**Short exercise:** Show every line of the records below that contains the word "name".

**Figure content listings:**
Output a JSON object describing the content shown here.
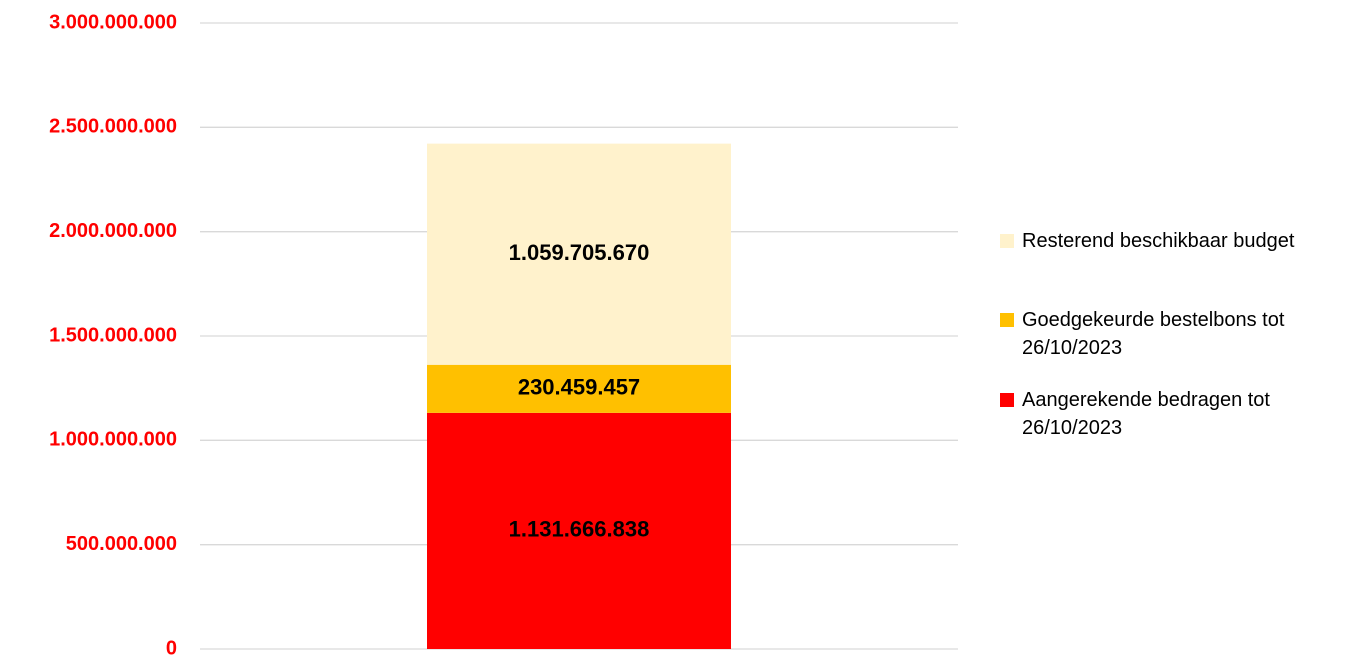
{
  "chart_data": {
    "type": "stacked_bar",
    "categories": [
      null
    ],
    "series": [
      {
        "name": "Aangerekende bedragen tot 26/10/2023",
        "color": "#ff0000",
        "values": [
          1131666838
        ],
        "value_labels": [
          "1.131.666.838"
        ]
      },
      {
        "name": "Goedgekeurde bestelbons tot 26/10/2023",
        "color": "#ffc000",
        "values": [
          230459457
        ],
        "value_labels": [
          "230.459.457"
        ]
      },
      {
        "name": "Resterend beschikbaar budget",
        "color": "#fff2cc",
        "values": [
          1059705670
        ],
        "value_labels": [
          "1.059.705.670"
        ]
      }
    ],
    "ylim": [
      0,
      3000000000
    ],
    "yticks": [
      0,
      {
        "value": 500000000,
        "label": "500.000.000"
      },
      {
        "value": 1000000000,
        "label": "1.000.000.000"
      },
      {
        "value": 1500000000,
        "label": "1.500.000.000"
      },
      {
        "value": 2000000000,
        "label": "2.000.000.000"
      },
      {
        "value": 2500000000,
        "label": "2.500.000.000"
      },
      {
        "value": 3000000000,
        "label": "3.000.000.000"
      }
    ],
    "grid": true,
    "tick_label_color": "#ff0000",
    "legend": "right"
  }
}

**Response:**
        "name": "Aangerekende bedragen tot 26/10/2023",
        "name": "Goedgekeurde bestelbons tot 26/10/2023",
        "name": "Resterend beschikbaar budget",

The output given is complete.